### RECORD SET
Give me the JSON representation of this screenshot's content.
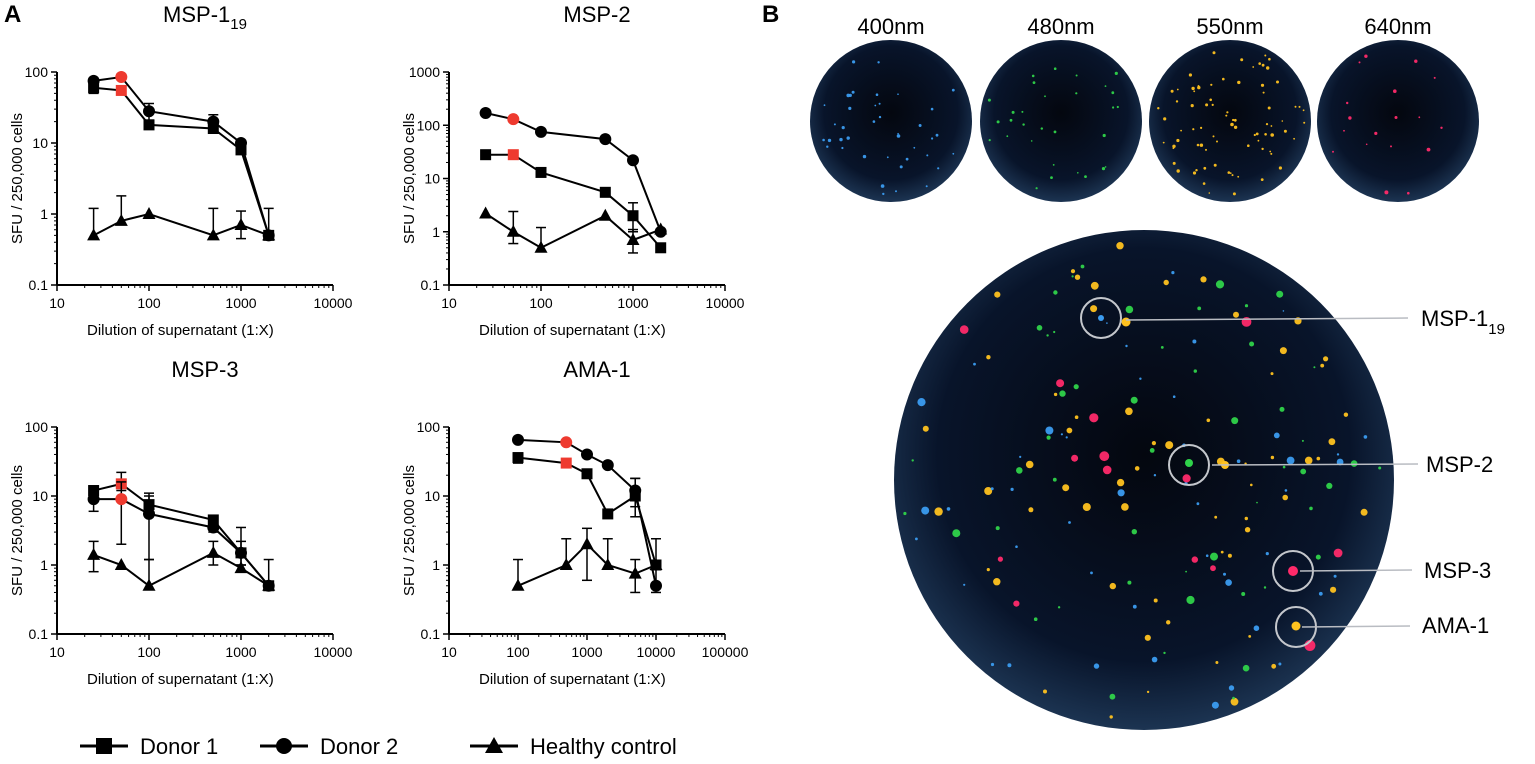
{
  "panel_labels": {
    "a": "A",
    "b": "B"
  },
  "legend": [
    {
      "name": "Donor 1",
      "marker": "square"
    },
    {
      "name": "Donor 2",
      "marker": "circle"
    },
    {
      "name": "Healthy control",
      "marker": "triangle"
    }
  ],
  "colors": {
    "series": "#000000",
    "highlight": "#ee3a2f",
    "well_bg": "#050b18",
    "well_edge": "#2c3e5a",
    "blue_spot": "#3b9cf0",
    "green_spot": "#2fd34a",
    "yellow_spot": "#ffc21f",
    "red_spot": "#ff2a6a",
    "callout": "#b9bcc2"
  },
  "chart_data": [
    {
      "type": "line",
      "title": "MSP-1",
      "title_sub": "19",
      "xlabel": "Dilution of supernatant (1:X)",
      "ylabel": "SFU / 250,000 cells",
      "xscale": "log",
      "yscale": "log",
      "xlim": [
        10,
        10000
      ],
      "ylim": [
        0.1,
        100
      ],
      "xticks": [
        10,
        100,
        1000,
        10000
      ],
      "xtick_labels": [
        "10",
        "100",
        "1000",
        "10000"
      ],
      "yticks": [
        0.1,
        1,
        10,
        100
      ],
      "ytick_labels": [
        "0.1",
        "1",
        "10",
        "100"
      ],
      "series": [
        {
          "name": "Donor 1",
          "marker": "square",
          "highlight_index": 1,
          "points": [
            {
              "x": 25,
              "y": 60,
              "lo": 50,
              "hi": 70
            },
            {
              "x": 50,
              "y": 55
            },
            {
              "x": 100,
              "y": 18,
              "lo": 16,
              "hi": 21
            },
            {
              "x": 500,
              "y": 16,
              "lo": 14,
              "hi": 18
            },
            {
              "x": 1000,
              "y": 8,
              "lo": 7,
              "hi": 10
            },
            {
              "x": 2000,
              "y": 0.5
            }
          ]
        },
        {
          "name": "Donor 2",
          "marker": "circle",
          "highlight_index": 1,
          "points": [
            {
              "x": 25,
              "y": 75
            },
            {
              "x": 50,
              "y": 85
            },
            {
              "x": 100,
              "y": 28,
              "lo": 20,
              "hi": 36
            },
            {
              "x": 500,
              "y": 20,
              "lo": 16,
              "hi": 25
            },
            {
              "x": 1000,
              "y": 10
            },
            {
              "x": 2000,
              "y": 0.5
            }
          ]
        },
        {
          "name": "Healthy control",
          "marker": "triangle",
          "points": [
            {
              "x": 25,
              "y": 0.5,
              "hi": 1.2
            },
            {
              "x": 50,
              "y": 0.8,
              "hi": 1.8
            },
            {
              "x": 100,
              "y": 1.0
            },
            {
              "x": 500,
              "y": 0.5,
              "hi": 1.2
            },
            {
              "x": 1000,
              "y": 0.7,
              "lo": 0.45,
              "hi": 1.1
            },
            {
              "x": 2000,
              "y": 0.5,
              "hi": 1.2
            }
          ]
        }
      ]
    },
    {
      "type": "line",
      "title": "MSP-2",
      "title_sub": "",
      "xlabel": "Dilution of supernatant (1:X)",
      "ylabel": "SFU / 250,000 cells",
      "xscale": "log",
      "yscale": "log",
      "xlim": [
        10,
        10000
      ],
      "ylim": [
        0.1,
        1000
      ],
      "xticks": [
        10,
        100,
        1000,
        10000
      ],
      "xtick_labels": [
        "10",
        "100",
        "1000",
        "10000"
      ],
      "yticks": [
        0.1,
        1,
        10,
        100,
        1000
      ],
      "ytick_labels": [
        "0.1",
        "1",
        "10",
        "100",
        "1000"
      ],
      "series": [
        {
          "name": "Donor 1",
          "marker": "square",
          "highlight_index": 1,
          "points": [
            {
              "x": 25,
              "y": 28
            },
            {
              "x": 50,
              "y": 28
            },
            {
              "x": 100,
              "y": 13
            },
            {
              "x": 500,
              "y": 5.5
            },
            {
              "x": 1000,
              "y": 2,
              "lo": 1,
              "hi": 3.5
            },
            {
              "x": 2000,
              "y": 0.5
            }
          ]
        },
        {
          "name": "Donor 2",
          "marker": "circle",
          "highlight_index": 1,
          "points": [
            {
              "x": 25,
              "y": 170
            },
            {
              "x": 50,
              "y": 130
            },
            {
              "x": 100,
              "y": 75
            },
            {
              "x": 500,
              "y": 55
            },
            {
              "x": 1000,
              "y": 22
            },
            {
              "x": 2000,
              "y": 1
            }
          ]
        },
        {
          "name": "Healthy control",
          "marker": "triangle",
          "points": [
            {
              "x": 25,
              "y": 2.2
            },
            {
              "x": 50,
              "y": 1,
              "lo": 0.6,
              "hi": 2.4
            },
            {
              "x": 100,
              "y": 0.5,
              "hi": 1.2
            },
            {
              "x": 500,
              "y": 2
            },
            {
              "x": 1000,
              "y": 0.7,
              "lo": 0.4,
              "hi": 1.1
            },
            {
              "x": 2000,
              "y": 1.1
            }
          ]
        }
      ]
    },
    {
      "type": "line",
      "title": "MSP-3",
      "title_sub": "",
      "xlabel": "Dilution of supernatant (1:X)",
      "ylabel": "SFU / 250,000 cells",
      "xscale": "log",
      "yscale": "log",
      "xlim": [
        10,
        10000
      ],
      "ylim": [
        0.1,
        100
      ],
      "xticks": [
        10,
        100,
        1000,
        10000
      ],
      "xtick_labels": [
        "10",
        "100",
        "1000",
        "10000"
      ],
      "yticks": [
        0.1,
        1,
        10,
        100
      ],
      "ytick_labels": [
        "0.1",
        "1",
        "10",
        "100"
      ],
      "series": [
        {
          "name": "Donor 1",
          "marker": "square",
          "highlight_index": 1,
          "points": [
            {
              "x": 25,
              "y": 12,
              "lo": 10,
              "hi": 14
            },
            {
              "x": 50,
              "y": 15,
              "lo": 12,
              "hi": 22
            },
            {
              "x": 100,
              "y": 7.5,
              "lo": 5,
              "hi": 11
            },
            {
              "x": 500,
              "y": 4.5,
              "lo": 4,
              "hi": 5
            },
            {
              "x": 1000,
              "y": 1.5,
              "lo": 1,
              "hi": 2.2
            },
            {
              "x": 2000,
              "y": 0.5
            }
          ]
        },
        {
          "name": "Donor 2",
          "marker": "circle",
          "highlight_index": 1,
          "points": [
            {
              "x": 25,
              "y": 9,
              "lo": 6,
              "hi": 12
            },
            {
              "x": 50,
              "y": 9,
              "lo": 2,
              "hi": 16
            },
            {
              "x": 100,
              "y": 5.5,
              "lo": 1.2,
              "hi": 10
            },
            {
              "x": 500,
              "y": 3.5,
              "lo": 3,
              "hi": 4
            },
            {
              "x": 1000,
              "y": 1.5,
              "lo": 1,
              "hi": 3.5
            },
            {
              "x": 2000,
              "y": 0.5,
              "hi": 1.2
            }
          ]
        },
        {
          "name": "Healthy control",
          "marker": "triangle",
          "points": [
            {
              "x": 25,
              "y": 1.4,
              "lo": 0.8,
              "hi": 2.2
            },
            {
              "x": 50,
              "y": 1
            },
            {
              "x": 100,
              "y": 0.5,
              "hi": 1.2
            },
            {
              "x": 500,
              "y": 1.5,
              "lo": 1,
              "hi": 2.2
            },
            {
              "x": 1000,
              "y": 0.9
            },
            {
              "x": 2000,
              "y": 0.5
            }
          ]
        }
      ]
    },
    {
      "type": "line",
      "title": "AMA-1",
      "title_sub": "",
      "xlabel": "Dilution of supernatant (1:X)",
      "ylabel": "SFU / 250,000 cells",
      "xscale": "log",
      "yscale": "log",
      "xlim": [
        10,
        100000
      ],
      "ylim": [
        0.1,
        100
      ],
      "xticks": [
        10,
        100,
        1000,
        10000,
        100000
      ],
      "xtick_labels": [
        "10",
        "100",
        "1000",
        "10000",
        "100000"
      ],
      "yticks": [
        0.1,
        1,
        10,
        100
      ],
      "ytick_labels": [
        "0.1",
        "1",
        "10",
        "100"
      ],
      "series": [
        {
          "name": "Donor 1",
          "marker": "square",
          "highlight_index": 1,
          "points": [
            {
              "x": 100,
              "y": 36,
              "lo": 30,
              "hi": 42
            },
            {
              "x": 500,
              "y": 30
            },
            {
              "x": 1000,
              "y": 21
            },
            {
              "x": 2000,
              "y": 5.5
            },
            {
              "x": 5000,
              "y": 10,
              "lo": 5,
              "hi": 18
            },
            {
              "x": 10000,
              "y": 1
            }
          ]
        },
        {
          "name": "Donor 2",
          "marker": "circle",
          "highlight_index": 1,
          "points": [
            {
              "x": 100,
              "y": 65
            },
            {
              "x": 500,
              "y": 60
            },
            {
              "x": 1000,
              "y": 40
            },
            {
              "x": 2000,
              "y": 28
            },
            {
              "x": 5000,
              "y": 12,
              "lo": 7,
              "hi": 18
            },
            {
              "x": 10000,
              "y": 0.5
            }
          ]
        },
        {
          "name": "Healthy control",
          "marker": "triangle",
          "points": [
            {
              "x": 100,
              "y": 0.5,
              "hi": 1.2
            },
            {
              "x": 500,
              "y": 1,
              "hi": 2.4
            },
            {
              "x": 1000,
              "y": 2,
              "lo": 0.6,
              "hi": 3.4
            },
            {
              "x": 2000,
              "y": 1,
              "hi": 2.4
            },
            {
              "x": 5000,
              "y": 0.75,
              "lo": 0.4,
              "hi": 1.2
            },
            {
              "x": 10000,
              "y": 1,
              "lo": 0.4,
              "hi": 2.4
            }
          ]
        }
      ]
    }
  ],
  "wells": {
    "wavelengths": [
      "400nm",
      "480nm",
      "550nm",
      "640nm"
    ],
    "callouts": [
      {
        "label": "MSP-1",
        "sub": "19"
      },
      {
        "label": "MSP-2",
        "sub": ""
      },
      {
        "label": "MSP-3",
        "sub": ""
      },
      {
        "label": "AMA-1",
        "sub": ""
      }
    ]
  }
}
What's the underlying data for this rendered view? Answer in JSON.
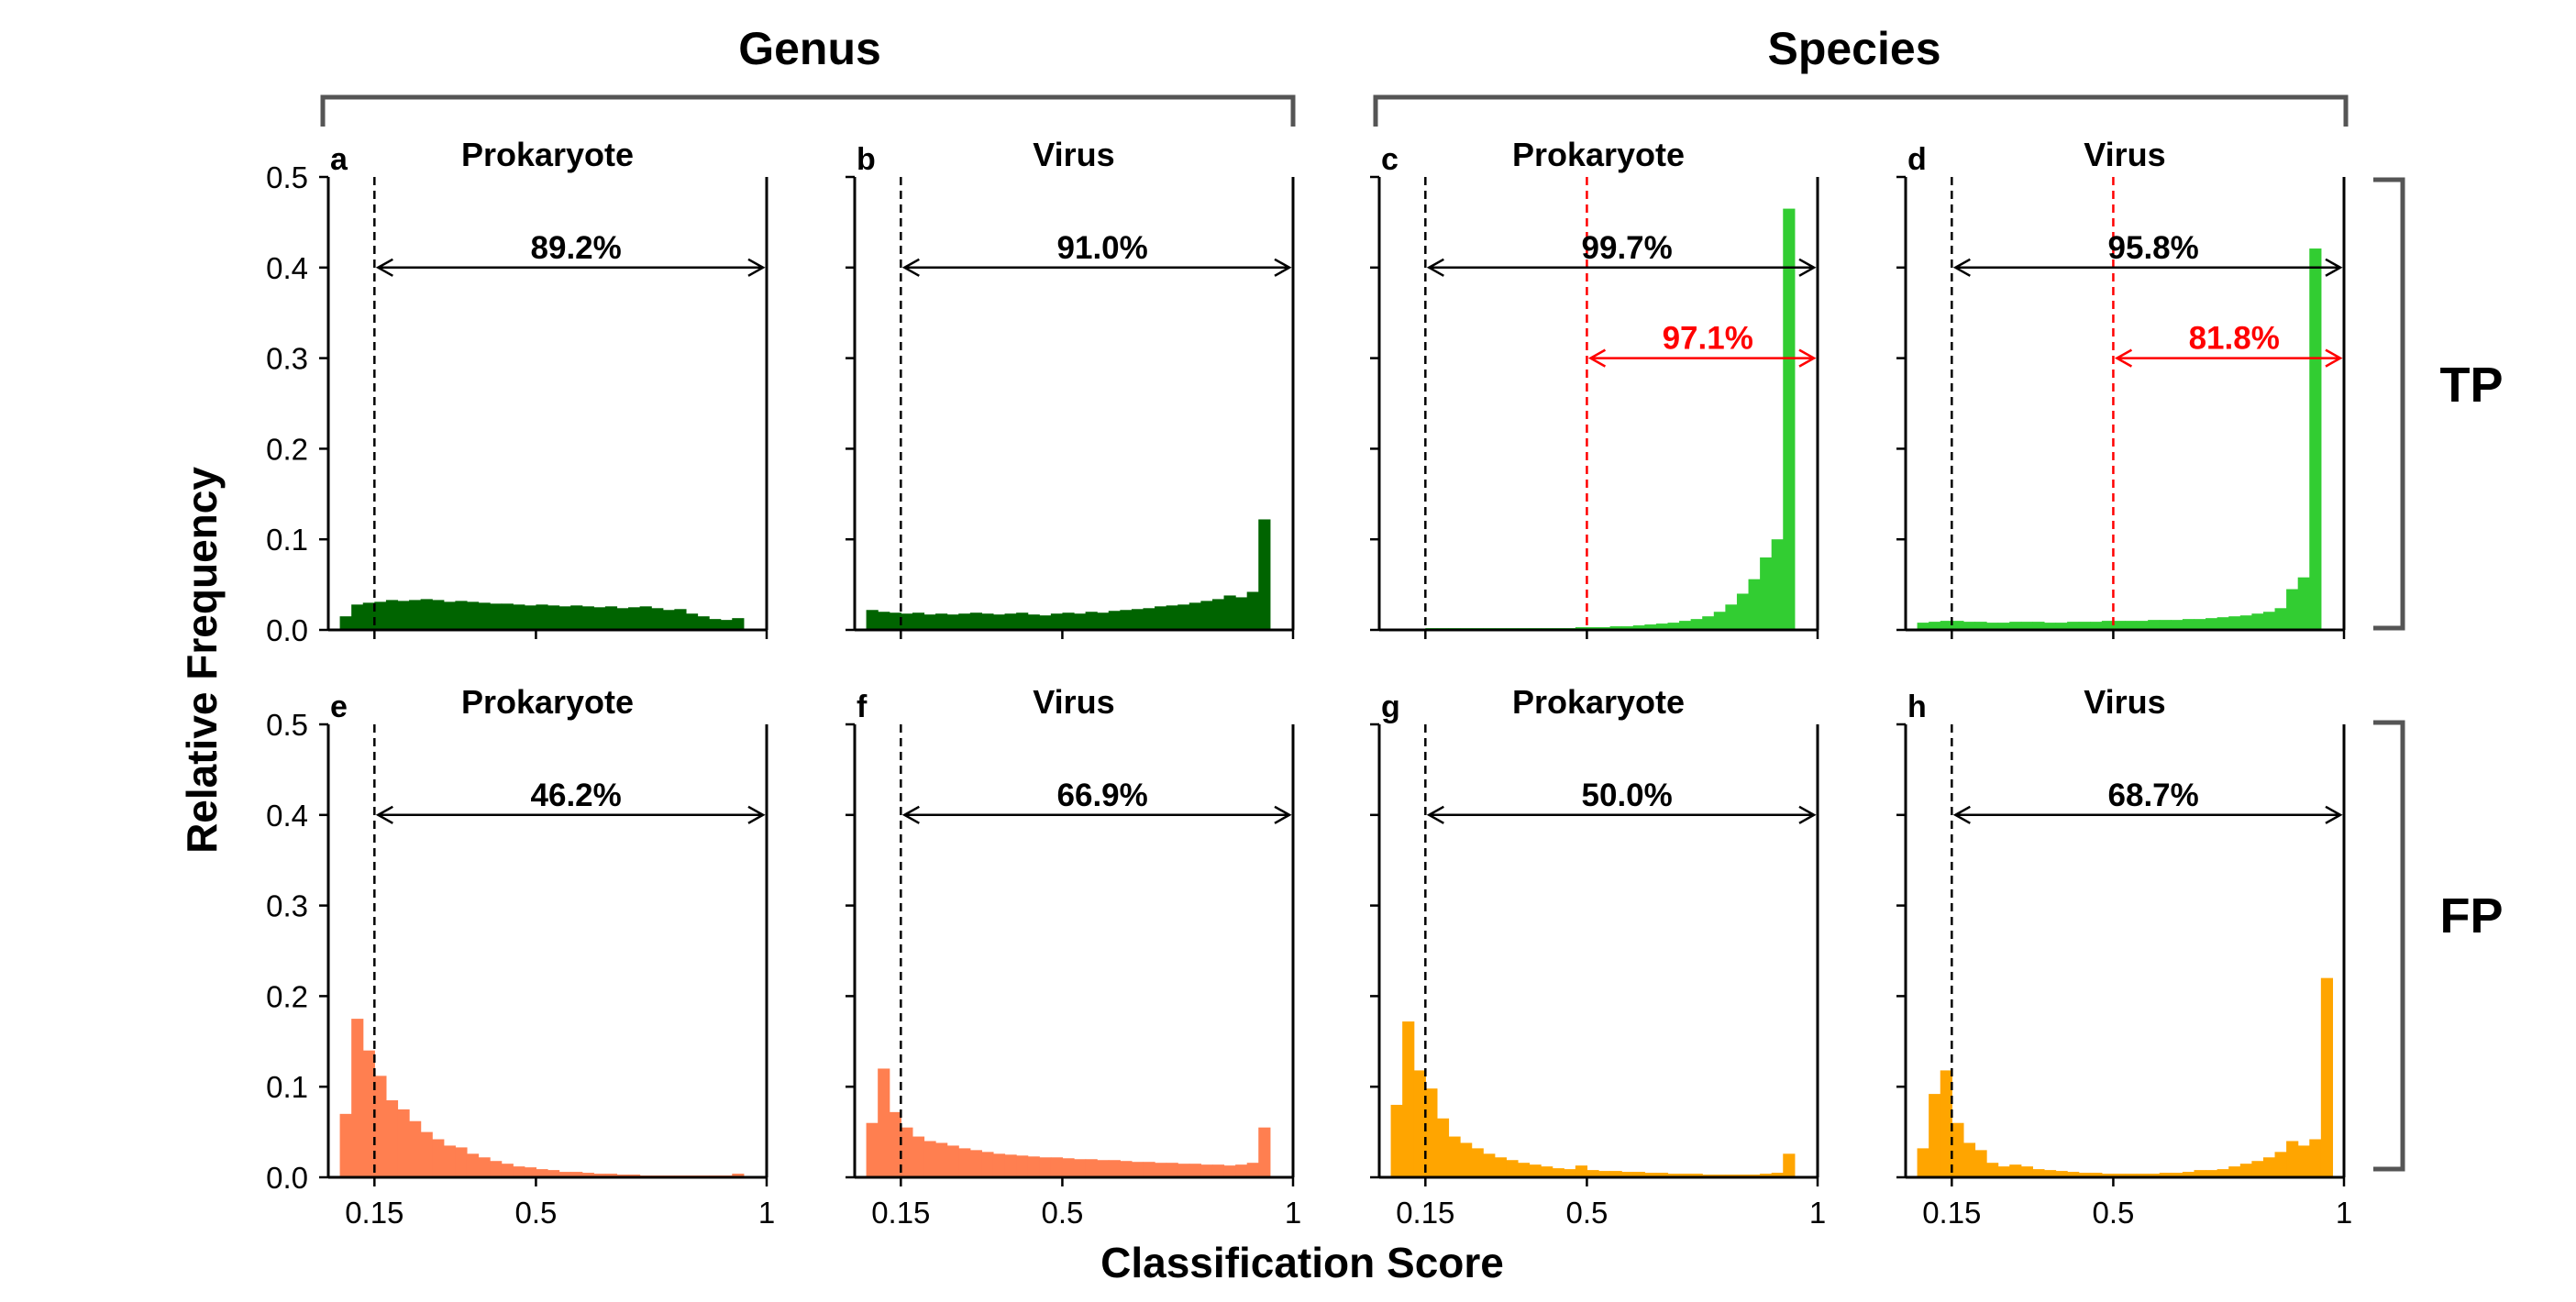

### YOUR OBJECTIVE
Nothing but lines that contain "this" should appear in the answer. Copy each from the records.

### TASK RESULT
Give me the JSON representation of this screenshot's content.
What's the underlying data for this rendered view? Answer in JSON.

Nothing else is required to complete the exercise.